[A run of records]
"""
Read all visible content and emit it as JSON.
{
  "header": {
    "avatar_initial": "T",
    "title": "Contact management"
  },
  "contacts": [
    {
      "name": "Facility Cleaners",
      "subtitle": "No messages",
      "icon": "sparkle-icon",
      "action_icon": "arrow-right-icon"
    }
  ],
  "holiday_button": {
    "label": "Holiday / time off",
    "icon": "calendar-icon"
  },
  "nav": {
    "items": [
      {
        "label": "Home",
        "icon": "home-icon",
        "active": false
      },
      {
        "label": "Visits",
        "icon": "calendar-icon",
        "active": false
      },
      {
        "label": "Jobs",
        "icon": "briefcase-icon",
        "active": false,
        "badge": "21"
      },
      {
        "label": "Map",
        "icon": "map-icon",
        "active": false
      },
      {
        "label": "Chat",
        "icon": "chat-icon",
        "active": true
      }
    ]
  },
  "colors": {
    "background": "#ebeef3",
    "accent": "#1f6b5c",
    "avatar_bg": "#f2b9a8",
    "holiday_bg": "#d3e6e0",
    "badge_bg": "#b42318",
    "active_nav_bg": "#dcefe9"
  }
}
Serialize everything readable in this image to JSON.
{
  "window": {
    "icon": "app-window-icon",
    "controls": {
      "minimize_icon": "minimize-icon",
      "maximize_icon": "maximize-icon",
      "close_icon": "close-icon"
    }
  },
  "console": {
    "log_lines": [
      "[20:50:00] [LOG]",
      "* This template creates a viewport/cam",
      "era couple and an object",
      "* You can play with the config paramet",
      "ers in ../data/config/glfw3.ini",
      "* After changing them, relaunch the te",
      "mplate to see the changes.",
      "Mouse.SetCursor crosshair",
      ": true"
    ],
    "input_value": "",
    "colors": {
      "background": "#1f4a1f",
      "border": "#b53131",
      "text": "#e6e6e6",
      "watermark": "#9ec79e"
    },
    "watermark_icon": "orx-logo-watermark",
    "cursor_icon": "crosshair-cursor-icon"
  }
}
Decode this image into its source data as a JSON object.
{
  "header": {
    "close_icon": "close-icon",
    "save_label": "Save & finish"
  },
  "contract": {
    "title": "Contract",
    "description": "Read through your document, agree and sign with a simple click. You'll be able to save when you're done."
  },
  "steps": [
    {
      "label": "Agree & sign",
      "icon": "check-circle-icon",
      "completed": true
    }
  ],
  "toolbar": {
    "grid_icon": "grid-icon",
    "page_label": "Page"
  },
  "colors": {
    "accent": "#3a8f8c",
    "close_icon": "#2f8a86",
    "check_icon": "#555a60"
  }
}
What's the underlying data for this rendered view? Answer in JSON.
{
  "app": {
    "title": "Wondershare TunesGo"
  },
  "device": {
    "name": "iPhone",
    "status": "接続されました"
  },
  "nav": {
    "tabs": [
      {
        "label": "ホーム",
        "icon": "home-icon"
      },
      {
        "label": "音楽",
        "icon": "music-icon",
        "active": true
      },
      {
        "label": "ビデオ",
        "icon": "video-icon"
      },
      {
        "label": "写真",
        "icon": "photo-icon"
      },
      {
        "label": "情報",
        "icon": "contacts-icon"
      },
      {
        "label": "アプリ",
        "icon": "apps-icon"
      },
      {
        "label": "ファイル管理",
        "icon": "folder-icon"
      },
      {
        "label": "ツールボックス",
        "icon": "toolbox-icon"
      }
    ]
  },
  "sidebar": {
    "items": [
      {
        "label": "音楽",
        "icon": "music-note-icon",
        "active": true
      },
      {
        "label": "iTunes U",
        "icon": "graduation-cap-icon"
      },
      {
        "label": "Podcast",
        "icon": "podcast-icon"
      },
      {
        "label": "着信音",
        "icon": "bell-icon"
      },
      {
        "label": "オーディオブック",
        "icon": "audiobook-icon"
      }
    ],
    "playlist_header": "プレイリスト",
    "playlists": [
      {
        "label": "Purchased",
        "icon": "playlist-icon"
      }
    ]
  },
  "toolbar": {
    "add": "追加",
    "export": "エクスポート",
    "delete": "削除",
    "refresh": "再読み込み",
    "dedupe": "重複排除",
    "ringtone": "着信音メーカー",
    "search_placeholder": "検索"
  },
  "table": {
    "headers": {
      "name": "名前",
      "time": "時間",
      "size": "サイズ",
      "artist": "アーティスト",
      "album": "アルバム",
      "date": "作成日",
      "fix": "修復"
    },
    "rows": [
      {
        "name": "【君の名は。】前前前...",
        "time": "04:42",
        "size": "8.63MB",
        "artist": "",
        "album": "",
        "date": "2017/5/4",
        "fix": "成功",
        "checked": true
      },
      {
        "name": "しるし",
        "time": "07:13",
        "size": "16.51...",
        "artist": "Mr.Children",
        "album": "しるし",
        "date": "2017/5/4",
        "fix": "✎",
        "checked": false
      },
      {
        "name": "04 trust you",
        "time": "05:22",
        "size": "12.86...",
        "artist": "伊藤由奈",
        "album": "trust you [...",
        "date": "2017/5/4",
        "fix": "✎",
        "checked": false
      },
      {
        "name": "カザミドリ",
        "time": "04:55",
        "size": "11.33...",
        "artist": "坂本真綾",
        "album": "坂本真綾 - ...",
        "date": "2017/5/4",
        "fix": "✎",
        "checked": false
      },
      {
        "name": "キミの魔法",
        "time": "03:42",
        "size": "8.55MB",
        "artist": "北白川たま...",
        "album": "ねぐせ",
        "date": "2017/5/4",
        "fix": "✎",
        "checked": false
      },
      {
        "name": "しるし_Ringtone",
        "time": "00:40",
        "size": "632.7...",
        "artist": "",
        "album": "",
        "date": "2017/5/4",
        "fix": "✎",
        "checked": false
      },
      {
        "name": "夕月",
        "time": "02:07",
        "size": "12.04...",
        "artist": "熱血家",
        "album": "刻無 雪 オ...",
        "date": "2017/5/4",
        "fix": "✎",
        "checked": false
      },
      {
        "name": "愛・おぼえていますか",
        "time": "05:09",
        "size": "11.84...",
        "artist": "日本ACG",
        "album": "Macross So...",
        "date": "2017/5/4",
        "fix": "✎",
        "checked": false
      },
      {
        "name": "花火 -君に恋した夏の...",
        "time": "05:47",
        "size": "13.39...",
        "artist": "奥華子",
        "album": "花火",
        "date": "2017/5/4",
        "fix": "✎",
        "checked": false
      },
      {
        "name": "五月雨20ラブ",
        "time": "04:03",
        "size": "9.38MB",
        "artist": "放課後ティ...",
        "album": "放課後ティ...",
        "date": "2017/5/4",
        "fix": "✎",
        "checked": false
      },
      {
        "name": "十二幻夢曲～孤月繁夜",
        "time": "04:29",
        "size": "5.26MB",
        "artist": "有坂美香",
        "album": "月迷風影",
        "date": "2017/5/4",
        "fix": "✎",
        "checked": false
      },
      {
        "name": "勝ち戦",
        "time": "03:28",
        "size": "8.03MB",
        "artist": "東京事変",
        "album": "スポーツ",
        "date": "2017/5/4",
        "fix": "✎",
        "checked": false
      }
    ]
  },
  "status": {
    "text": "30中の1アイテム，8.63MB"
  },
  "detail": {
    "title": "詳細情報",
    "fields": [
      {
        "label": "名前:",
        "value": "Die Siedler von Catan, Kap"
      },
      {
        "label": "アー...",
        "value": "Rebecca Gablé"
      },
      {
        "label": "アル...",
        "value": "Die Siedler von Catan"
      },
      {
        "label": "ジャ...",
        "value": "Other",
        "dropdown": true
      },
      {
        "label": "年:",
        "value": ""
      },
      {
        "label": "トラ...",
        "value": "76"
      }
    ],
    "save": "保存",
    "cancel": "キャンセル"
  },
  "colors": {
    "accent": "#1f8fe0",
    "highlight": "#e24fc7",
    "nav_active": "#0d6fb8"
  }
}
"""
WORK REQUIRED:
Select the lines that carry the string "sign" and copy them.

RESPONSE:
    "description": "Read through your document, agree and sign with a simple click. You'll be able to save when you're done."
      "label": "Agree & sign",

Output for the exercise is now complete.